## What you should do
The entries that follow are to be duplicated in full, character for character.

___

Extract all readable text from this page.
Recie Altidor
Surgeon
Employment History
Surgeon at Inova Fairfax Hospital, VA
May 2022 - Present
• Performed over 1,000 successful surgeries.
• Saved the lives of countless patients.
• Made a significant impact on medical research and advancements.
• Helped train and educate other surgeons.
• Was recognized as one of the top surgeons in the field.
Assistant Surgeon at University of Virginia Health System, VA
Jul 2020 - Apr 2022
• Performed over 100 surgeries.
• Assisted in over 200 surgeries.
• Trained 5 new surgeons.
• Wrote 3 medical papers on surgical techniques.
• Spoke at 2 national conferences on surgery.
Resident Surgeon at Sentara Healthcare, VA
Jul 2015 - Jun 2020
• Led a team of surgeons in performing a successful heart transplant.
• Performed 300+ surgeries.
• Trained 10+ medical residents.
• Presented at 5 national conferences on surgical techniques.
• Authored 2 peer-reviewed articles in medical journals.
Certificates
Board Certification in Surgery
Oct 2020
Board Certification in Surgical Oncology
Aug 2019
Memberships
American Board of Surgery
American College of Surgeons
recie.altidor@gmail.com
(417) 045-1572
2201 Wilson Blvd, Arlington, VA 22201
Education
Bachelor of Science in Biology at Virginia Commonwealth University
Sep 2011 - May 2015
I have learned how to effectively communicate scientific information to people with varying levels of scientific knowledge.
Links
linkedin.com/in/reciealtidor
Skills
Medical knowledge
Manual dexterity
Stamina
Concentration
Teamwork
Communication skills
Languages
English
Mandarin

___

## Exercise solution
Extract all readable text from this page.
Recie Altidor
Surgeon
Employment History
Surgeon at Inova Fairfax Hospital, VA
May 2022 - Present
• Performed over 1,000 successful surgeries.
• Saved the lives of countless patients.
• Made a significant impact on medical research and advancements.
• Helped train and educate other surgeons.
• Was recognized as one of the top surgeons in the field.
Assistant Surgeon at University of Virginia Health System, VA
Jul 2020 - Apr 2022
• Performed over 100 surgeries.
• Assisted in over 200 surgeries.
• Trained 5 new surgeons.
• Wrote 3 medical papers on surgical techniques.
• Spoke at 2 national conferences on surgery.
Resident Surgeon at Sentara Healthcare, VA
Jul 2015 - Jun 2020
• Led a team of surgeons in performing a successful heart transplant.
• Performed 300+ surgeries.
• Trained 10+ medical residents.
• Presented at 5 national conferences on surgical techniques.
• Authored 2 peer-reviewed articles in medical journals.
Certificates
Board Certification in Surgery
Oct 2020
Board Certification in Surgical Oncology
Aug 2019
Memberships
American Board of Surgery
American College of Surgeons
recie.altidor@gmail.com
(417) 045-1572
2201 Wilson Blvd, Arlington, VA 22201
Education
Bachelor of Science in Biology at Virginia Commonwealth University
Sep 2011 - May 2015
I have learned how to effectively communicate scientific information to people with varying levels of scientific knowledge.
Links
linkedin.com/in/reciealtidor
Skills
Medical knowledge
Manual dexterity
Stamina
Concentration
Teamwork
Communication skills
Languages
English
Mandarin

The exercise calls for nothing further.